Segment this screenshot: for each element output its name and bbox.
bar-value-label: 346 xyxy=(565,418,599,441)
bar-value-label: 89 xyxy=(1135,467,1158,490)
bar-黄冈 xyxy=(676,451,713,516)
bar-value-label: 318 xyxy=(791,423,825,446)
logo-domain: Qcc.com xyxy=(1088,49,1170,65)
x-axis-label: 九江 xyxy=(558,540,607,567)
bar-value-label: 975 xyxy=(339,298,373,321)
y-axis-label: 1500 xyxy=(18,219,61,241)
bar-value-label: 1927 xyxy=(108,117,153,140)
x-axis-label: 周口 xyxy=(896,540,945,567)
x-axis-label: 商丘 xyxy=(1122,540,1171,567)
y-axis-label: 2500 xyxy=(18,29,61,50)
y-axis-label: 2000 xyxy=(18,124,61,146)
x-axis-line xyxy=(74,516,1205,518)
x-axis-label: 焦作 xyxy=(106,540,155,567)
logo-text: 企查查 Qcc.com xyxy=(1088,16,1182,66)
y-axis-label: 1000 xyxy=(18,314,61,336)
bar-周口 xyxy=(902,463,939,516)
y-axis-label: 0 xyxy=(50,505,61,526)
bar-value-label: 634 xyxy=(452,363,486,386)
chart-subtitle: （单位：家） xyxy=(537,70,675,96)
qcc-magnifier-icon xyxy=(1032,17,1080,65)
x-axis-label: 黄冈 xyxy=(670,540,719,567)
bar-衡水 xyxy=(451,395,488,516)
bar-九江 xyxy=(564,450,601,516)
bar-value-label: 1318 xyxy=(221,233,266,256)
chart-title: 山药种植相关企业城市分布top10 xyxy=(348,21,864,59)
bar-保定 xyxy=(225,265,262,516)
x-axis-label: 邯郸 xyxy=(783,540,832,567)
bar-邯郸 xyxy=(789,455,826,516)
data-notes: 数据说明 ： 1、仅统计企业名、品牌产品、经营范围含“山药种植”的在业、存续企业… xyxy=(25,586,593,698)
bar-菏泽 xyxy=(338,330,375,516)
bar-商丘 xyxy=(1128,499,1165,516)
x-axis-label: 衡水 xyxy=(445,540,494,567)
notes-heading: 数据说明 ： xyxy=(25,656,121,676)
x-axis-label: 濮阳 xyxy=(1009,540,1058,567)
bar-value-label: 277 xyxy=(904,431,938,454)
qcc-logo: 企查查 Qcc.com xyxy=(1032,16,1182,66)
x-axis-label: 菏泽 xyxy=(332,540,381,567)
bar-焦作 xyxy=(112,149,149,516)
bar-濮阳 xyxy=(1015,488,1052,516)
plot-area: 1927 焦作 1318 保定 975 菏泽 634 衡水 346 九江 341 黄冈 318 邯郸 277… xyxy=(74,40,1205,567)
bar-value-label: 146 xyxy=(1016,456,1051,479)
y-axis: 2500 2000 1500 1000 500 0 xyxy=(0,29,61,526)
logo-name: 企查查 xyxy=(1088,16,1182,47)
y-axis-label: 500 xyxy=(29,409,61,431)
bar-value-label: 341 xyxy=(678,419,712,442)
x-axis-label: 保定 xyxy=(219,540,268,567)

GIVEN EXERCISE
Recast the rows as a numbered list, covering the first line of the rows through the line containing "bar-value-label: 277 xyxy=(904,431,938,454)", inclusive, and omit any blank lines.

WORKED SOLUTION
1. Segment this screenshot: for each element output its name and bbox.
2. bar-value-label: 346 xyxy=(565,418,599,441)
3. bar-value-label: 89 xyxy=(1135,467,1158,490)
4. bar-黄冈 xyxy=(676,451,713,516)
5. bar-value-label: 318 xyxy=(791,423,825,446)
6. logo-domain: Qcc.com xyxy=(1088,49,1170,65)
7. x-axis-label: 九江 xyxy=(558,540,607,567)
8. bar-value-label: 975 xyxy=(339,298,373,321)
9. y-axis-label: 1500 xyxy=(18,219,61,241)
10. bar-value-label: 1927 xyxy=(108,117,153,140)
11. x-axis-label: 周口 xyxy=(896,540,945,567)
12. x-axis-label: 商丘 xyxy=(1122,540,1171,567)
13. y-axis-label: 2500 xyxy=(18,29,61,50)
14. y-axis-label: 2000 xyxy=(18,124,61,146)
15. x-axis-line xyxy=(74,516,1205,518)
16. x-axis-label: 焦作 xyxy=(106,540,155,567)
17. logo-text: 企查查 Qcc.com xyxy=(1088,16,1182,66)
18. y-axis-label: 1000 xyxy=(18,314,61,336)
19. bar-周口 xyxy=(902,463,939,516)
20. y-axis-label: 0 xyxy=(50,505,61,526)
21. bar-value-label: 634 xyxy=(452,363,486,386)
22. chart-subtitle: （单位：家） xyxy=(537,70,675,96)
23. qcc-magnifier-icon xyxy=(1032,17,1080,65)
24. x-axis-label: 黄冈 xyxy=(670,540,719,567)
25. bar-衡水 xyxy=(451,395,488,516)
26. bar-九江 xyxy=(564,450,601,516)
27. bar-value-label: 1318 xyxy=(221,233,266,256)
28. chart-title: 山药种植相关企业城市分布top10 xyxy=(348,21,864,59)
29. bar-保定 xyxy=(225,265,262,516)
30. x-axis-label: 邯郸 xyxy=(783,540,832,567)
31. bar-邯郸 xyxy=(789,455,826,516)
32. data-notes: 数据说明 ： 1、仅统计企业名、品牌产品、经营范围含“山药种植”的在业、存续企业… xyxy=(25,586,593,698)
33. bar-菏泽 xyxy=(338,330,375,516)
34. bar-商丘 xyxy=(1128,499,1165,516)
35. x-axis-label: 衡水 xyxy=(445,540,494,567)
36. notes-heading: 数据说明 ： xyxy=(25,656,121,676)
37. x-axis-label: 濮阳 xyxy=(1009,540,1058,567)
38. bar-value-label: 277 xyxy=(904,431,938,454)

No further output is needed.